What you are asked to do –
Exclude any images and output the remaining records exactly.

* Begin Data provided *

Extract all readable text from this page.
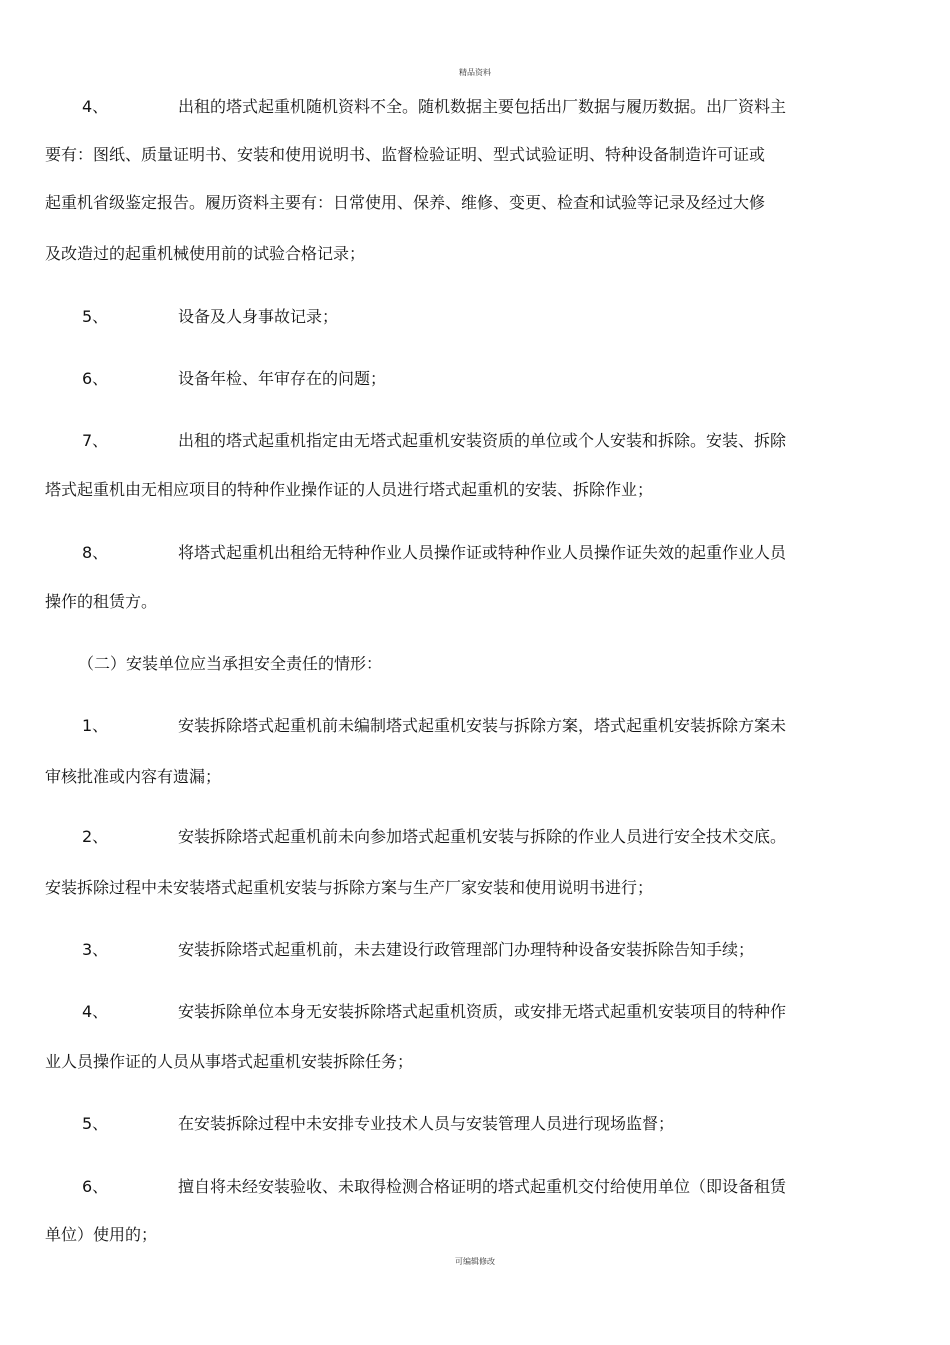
精品资料
4、	出租的塔式起重机随机资料不全。随机数据主要包括出厂数据与履历数据。出厂资料主
要有：图纸、质量证明书、安装和使用说明书、监督检验证明、型式试验证明、特种设备制造许可证或
起重机省级鉴定报告。履历资料主要有：日常使用、保养、维修、变更、检查和试验等记录及经过大修
及改造过的起重机械使用前的试验合格记录；
5、	设备及人身事故记录；
6、	设备年检、年审存在的问题；
7、	出租的塔式起重机指定由无塔式起重机安装资质的单位或个人安装和拆除。安装、拆除
塔式起重机由无相应项目的特种作业操作证的人员进行塔式起重机的安装、拆除作业；
8、	将塔式起重机出租给无特种作业人员操作证或特种作业人员操作证失效的起重作业人员
操作的租赁方。
（二）安装单位应当承担安全责任的情形：
1、	安装拆除塔式起重机前未编制塔式起重机安装与拆除方案，塔式起重机安装拆除方案未
审核批准或内容有遗漏；
2、	安装拆除塔式起重机前未向参加塔式起重机安装与拆除的作业人员进行安全技术交底。
安装拆除过程中未安装塔式起重机安装与拆除方案与生产厂家安装和使用说明书进行；
3、	安装拆除塔式起重机前，未去建设行政管理部门办理特种设备安装拆除告知手续；
4、	安装拆除单位本身无安装拆除塔式起重机资质，或安排无塔式起重机安装项目的特种作
业人员操作证的人员从事塔式起重机安装拆除任务；
5、	在安装拆除过程中未安排专业技术人员与安装管理人员进行现场监督；
6、	擅自将未经安装验收、未取得检测合格证明的塔式起重机交付给使用单位（即设备租赁
单位）使用的；
可编辑修改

* End Data provided *

Result of this task –
Extract all readable text from this page.
精品资料
4、	出租的塔式起重机随机资料不全。随机数据主要包括出厂数据与履历数据。出厂资料主
要有：图纸、质量证明书、安装和使用说明书、监督检验证明、型式试验证明、特种设备制造许可证或
起重机省级鉴定报告。履历资料主要有：日常使用、保养、维修、变更、检查和试验等记录及经过大修
及改造过的起重机械使用前的试验合格记录；
5、	设备及人身事故记录；
6、	设备年检、年审存在的问题；
7、	出租的塔式起重机指定由无塔式起重机安装资质的单位或个人安装和拆除。安装、拆除
塔式起重机由无相应项目的特种作业操作证的人员进行塔式起重机的安装、拆除作业；
8、	将塔式起重机出租给无特种作业人员操作证或特种作业人员操作证失效的起重作业人员
操作的租赁方。
（二）安装单位应当承担安全责任的情形：
1、	安装拆除塔式起重机前未编制塔式起重机安装与拆除方案，塔式起重机安装拆除方案未
审核批准或内容有遗漏；
2、	安装拆除塔式起重机前未向参加塔式起重机安装与拆除的作业人员进行安全技术交底。
安装拆除过程中未安装塔式起重机安装与拆除方案与生产厂家安装和使用说明书进行；
3、	安装拆除塔式起重机前，未去建设行政管理部门办理特种设备安装拆除告知手续；
4、	安装拆除单位本身无安装拆除塔式起重机资质，或安排无塔式起重机安装项目的特种作
业人员操作证的人员从事塔式起重机安装拆除任务；
5、	在安装拆除过程中未安排专业技术人员与安装管理人员进行现场监督；
6、	擅自将未经安装验收、未取得检测合格证明的塔式起重机交付给使用单位（即设备租赁
单位）使用的；
可编辑修改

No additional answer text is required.